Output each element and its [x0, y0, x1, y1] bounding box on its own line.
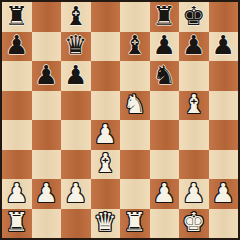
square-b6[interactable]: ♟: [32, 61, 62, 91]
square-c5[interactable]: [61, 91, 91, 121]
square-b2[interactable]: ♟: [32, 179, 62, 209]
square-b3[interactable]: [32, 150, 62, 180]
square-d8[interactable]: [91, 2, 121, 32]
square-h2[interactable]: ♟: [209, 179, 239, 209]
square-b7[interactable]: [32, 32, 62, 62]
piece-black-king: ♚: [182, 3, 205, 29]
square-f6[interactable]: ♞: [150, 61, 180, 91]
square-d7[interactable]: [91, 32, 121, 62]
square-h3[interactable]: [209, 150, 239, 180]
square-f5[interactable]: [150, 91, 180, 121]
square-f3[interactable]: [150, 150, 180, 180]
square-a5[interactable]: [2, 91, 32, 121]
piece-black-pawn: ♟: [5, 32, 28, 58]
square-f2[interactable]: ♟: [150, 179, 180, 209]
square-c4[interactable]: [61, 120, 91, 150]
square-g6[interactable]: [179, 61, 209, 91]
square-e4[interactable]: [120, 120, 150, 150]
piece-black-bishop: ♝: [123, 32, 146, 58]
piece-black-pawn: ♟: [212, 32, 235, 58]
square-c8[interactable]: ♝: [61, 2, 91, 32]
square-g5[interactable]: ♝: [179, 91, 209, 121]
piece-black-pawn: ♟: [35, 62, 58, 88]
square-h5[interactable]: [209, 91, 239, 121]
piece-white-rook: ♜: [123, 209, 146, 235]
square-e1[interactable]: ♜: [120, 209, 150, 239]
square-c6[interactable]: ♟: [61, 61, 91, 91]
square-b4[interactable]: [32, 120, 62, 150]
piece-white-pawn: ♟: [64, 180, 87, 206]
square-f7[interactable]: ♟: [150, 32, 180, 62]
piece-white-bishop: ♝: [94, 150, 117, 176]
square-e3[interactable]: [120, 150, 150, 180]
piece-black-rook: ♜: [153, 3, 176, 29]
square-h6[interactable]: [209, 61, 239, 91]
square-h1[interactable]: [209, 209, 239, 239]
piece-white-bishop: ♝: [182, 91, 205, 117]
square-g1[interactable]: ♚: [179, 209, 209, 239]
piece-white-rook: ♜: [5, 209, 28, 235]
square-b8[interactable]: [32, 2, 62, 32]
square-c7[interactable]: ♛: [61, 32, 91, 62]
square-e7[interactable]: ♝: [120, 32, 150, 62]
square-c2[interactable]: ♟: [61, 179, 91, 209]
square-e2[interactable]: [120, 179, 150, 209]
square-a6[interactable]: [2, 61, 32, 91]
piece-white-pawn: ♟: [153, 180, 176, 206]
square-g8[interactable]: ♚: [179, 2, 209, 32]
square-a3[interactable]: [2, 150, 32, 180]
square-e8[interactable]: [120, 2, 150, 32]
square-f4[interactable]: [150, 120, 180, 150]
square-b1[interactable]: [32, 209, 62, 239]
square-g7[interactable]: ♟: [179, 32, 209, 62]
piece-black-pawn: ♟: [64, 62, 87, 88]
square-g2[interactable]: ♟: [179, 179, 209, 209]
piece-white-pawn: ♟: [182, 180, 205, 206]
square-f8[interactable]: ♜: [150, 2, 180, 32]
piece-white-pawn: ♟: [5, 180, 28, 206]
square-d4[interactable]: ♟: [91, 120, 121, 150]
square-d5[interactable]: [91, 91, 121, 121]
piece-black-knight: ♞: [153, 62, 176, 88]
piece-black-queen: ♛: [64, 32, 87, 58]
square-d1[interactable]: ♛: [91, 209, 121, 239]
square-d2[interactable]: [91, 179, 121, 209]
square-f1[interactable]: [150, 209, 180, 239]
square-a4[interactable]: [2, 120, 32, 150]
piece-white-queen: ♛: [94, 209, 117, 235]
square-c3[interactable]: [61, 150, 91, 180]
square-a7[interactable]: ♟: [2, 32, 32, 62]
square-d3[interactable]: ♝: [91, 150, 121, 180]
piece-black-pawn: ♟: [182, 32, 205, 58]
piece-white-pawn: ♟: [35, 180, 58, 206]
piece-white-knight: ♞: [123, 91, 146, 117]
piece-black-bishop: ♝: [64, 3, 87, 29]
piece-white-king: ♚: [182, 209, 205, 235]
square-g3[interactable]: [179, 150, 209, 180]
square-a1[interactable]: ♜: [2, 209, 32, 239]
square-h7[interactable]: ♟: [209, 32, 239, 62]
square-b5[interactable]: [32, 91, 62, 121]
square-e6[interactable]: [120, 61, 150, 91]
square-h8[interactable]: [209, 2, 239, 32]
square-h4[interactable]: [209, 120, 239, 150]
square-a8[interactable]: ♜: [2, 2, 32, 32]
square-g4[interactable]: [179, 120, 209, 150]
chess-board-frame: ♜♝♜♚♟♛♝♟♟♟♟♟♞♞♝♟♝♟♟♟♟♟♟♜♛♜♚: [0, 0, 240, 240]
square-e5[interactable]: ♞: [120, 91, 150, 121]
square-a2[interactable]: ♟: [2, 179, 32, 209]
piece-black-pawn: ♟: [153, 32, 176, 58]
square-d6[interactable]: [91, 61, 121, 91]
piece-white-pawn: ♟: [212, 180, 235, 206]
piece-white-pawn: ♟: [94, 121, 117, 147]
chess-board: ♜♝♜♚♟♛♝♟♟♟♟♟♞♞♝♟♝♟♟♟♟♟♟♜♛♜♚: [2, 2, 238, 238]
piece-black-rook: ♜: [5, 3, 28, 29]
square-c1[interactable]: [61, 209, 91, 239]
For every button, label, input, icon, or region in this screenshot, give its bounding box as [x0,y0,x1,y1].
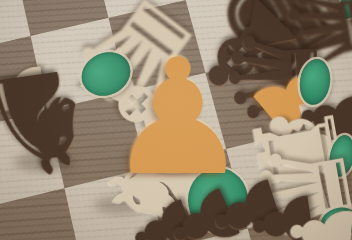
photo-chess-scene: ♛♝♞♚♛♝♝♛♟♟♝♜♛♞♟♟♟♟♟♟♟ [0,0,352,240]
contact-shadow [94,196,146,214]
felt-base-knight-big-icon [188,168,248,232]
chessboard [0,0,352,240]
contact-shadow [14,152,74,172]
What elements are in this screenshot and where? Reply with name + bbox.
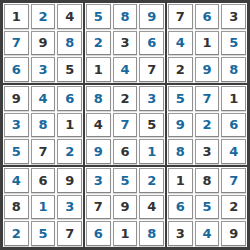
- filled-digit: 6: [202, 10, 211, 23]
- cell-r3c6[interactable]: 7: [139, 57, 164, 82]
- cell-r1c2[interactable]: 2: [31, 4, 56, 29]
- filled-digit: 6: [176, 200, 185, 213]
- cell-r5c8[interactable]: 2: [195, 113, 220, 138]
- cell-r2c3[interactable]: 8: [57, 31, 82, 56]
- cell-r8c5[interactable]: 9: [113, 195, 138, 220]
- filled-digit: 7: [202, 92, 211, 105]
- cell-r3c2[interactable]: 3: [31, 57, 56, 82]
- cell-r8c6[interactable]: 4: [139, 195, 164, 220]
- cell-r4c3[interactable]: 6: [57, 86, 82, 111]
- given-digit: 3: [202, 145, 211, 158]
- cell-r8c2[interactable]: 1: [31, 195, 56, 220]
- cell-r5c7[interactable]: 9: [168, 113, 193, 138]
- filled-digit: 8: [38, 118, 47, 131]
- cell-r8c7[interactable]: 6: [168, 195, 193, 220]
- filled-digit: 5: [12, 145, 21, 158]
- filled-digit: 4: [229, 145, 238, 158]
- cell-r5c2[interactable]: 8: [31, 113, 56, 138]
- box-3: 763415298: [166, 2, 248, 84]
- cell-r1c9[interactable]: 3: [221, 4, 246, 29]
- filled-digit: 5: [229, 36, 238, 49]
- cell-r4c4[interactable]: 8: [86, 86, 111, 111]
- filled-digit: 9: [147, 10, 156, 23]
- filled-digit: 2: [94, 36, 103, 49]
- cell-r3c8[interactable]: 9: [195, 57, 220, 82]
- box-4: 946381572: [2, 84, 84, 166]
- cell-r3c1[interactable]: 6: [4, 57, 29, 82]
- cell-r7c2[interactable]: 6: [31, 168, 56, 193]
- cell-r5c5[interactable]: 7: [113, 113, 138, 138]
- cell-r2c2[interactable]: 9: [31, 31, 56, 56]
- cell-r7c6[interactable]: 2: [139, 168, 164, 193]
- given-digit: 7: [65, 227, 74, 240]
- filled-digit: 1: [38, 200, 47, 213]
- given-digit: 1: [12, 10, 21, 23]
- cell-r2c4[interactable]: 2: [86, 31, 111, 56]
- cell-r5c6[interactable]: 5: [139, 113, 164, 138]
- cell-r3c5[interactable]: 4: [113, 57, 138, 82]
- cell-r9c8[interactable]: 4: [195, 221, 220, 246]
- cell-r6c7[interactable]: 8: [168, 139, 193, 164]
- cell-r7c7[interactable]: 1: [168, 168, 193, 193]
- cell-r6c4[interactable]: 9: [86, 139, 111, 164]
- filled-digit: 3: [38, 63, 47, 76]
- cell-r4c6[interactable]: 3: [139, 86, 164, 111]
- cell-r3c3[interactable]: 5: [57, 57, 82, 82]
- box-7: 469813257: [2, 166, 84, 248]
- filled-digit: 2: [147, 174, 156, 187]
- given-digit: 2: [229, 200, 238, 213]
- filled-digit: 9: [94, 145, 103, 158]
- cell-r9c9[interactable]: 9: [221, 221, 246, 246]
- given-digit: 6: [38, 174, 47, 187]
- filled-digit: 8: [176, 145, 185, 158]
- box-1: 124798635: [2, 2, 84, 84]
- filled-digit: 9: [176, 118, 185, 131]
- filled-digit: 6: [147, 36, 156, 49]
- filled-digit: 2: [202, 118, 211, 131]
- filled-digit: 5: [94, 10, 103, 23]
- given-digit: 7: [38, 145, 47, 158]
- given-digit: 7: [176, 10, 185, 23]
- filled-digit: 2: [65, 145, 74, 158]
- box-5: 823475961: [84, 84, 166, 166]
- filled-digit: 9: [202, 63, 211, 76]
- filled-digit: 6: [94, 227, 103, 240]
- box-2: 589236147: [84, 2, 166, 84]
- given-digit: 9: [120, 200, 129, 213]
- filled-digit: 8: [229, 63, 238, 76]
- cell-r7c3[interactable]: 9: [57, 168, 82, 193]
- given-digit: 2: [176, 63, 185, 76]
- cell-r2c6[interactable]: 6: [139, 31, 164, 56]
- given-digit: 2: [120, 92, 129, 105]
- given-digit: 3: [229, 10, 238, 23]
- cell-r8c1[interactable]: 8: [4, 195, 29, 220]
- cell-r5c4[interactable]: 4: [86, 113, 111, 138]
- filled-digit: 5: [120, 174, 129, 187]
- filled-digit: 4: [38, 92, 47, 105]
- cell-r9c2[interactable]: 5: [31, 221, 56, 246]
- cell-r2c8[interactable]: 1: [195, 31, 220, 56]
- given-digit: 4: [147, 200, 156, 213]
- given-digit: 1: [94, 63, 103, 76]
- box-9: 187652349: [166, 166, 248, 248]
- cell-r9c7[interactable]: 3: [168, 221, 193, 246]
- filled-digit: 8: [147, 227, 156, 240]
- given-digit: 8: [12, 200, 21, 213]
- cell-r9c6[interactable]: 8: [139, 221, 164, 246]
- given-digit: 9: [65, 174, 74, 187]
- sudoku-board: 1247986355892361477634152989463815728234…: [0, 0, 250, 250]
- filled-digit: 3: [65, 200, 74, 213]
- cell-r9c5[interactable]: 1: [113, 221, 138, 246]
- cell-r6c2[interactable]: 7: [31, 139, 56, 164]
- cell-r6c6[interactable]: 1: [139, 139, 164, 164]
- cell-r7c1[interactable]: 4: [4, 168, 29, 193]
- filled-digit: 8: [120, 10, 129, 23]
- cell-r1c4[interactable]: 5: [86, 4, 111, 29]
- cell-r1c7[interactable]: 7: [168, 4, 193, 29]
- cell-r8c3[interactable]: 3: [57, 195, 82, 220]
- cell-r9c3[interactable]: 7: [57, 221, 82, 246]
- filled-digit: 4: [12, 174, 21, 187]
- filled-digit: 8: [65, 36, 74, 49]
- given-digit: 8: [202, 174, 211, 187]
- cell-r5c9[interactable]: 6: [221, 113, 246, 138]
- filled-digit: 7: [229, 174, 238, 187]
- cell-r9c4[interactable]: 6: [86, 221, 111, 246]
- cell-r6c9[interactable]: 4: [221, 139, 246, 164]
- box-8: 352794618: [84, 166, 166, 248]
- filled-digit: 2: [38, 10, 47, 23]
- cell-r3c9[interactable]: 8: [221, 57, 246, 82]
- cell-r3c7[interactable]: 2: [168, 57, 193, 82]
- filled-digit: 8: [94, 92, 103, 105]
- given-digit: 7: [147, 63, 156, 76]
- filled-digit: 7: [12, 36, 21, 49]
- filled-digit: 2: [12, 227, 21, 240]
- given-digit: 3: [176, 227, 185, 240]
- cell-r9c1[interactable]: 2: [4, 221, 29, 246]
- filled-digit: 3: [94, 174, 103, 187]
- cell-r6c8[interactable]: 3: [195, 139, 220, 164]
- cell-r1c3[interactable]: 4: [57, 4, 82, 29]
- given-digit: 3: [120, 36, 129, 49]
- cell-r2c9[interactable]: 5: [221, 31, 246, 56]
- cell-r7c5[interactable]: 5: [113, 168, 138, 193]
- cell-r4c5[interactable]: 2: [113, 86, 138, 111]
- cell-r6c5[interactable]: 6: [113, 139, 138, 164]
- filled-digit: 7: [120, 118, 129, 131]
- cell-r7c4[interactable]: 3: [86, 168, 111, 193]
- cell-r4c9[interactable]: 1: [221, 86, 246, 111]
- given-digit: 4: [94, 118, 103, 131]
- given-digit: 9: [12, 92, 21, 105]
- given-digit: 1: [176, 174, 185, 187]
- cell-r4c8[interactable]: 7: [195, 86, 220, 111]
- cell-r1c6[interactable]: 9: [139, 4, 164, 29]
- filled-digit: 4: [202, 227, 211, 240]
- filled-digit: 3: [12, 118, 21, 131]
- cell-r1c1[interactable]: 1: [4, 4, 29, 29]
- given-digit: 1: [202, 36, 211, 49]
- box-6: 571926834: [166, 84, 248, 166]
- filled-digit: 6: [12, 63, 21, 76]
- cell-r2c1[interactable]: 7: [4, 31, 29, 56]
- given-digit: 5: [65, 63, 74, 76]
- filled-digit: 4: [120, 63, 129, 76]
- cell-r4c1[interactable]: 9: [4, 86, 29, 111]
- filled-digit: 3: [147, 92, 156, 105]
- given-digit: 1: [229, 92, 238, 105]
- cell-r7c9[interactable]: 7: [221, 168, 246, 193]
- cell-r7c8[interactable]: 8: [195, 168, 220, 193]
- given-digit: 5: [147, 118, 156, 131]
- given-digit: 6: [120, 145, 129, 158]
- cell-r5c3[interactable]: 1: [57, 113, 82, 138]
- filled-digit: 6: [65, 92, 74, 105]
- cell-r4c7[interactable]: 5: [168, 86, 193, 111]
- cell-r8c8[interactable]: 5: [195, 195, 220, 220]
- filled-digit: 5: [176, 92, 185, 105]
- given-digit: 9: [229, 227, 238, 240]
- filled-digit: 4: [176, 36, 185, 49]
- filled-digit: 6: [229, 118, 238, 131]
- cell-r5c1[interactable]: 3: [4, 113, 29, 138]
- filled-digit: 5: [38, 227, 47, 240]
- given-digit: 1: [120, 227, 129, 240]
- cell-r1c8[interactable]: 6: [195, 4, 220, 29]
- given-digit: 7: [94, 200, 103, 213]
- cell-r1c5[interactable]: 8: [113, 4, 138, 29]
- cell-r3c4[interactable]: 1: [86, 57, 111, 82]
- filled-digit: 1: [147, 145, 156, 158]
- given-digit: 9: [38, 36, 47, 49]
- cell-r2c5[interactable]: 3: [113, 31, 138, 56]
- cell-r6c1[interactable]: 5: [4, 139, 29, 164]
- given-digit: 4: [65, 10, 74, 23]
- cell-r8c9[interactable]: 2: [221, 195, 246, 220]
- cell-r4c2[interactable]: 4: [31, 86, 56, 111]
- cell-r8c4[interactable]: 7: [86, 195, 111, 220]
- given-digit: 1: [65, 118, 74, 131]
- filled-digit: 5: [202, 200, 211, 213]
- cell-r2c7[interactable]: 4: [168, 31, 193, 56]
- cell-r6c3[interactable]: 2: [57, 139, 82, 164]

#### DIRECTION:
Quote the entries above word for word, from the line that contains "photo-chess-scene: ♛♝♞♚♛♝♝♛♟♟♝♜♛♞♟♟♟♟♟♟♟ [0,0,352,240]" through the line that contains "What elements are", including both of those lines.

#### RESULT OF THIS TASK:
photo-chess-scene: ♛♝♞♚♛♝♝♛♟♟♝♜♛♞♟♟♟♟♟♟♟ [0,0,352,240]
contact-shadow [94,196,146,214]
felt-base-knight-big-icon [188,168,248,232]
chessboard [0,0,352,240]
contact-shadow [14,152,74,172]
What elements are in this screenshot and where? Reply with name + bbox.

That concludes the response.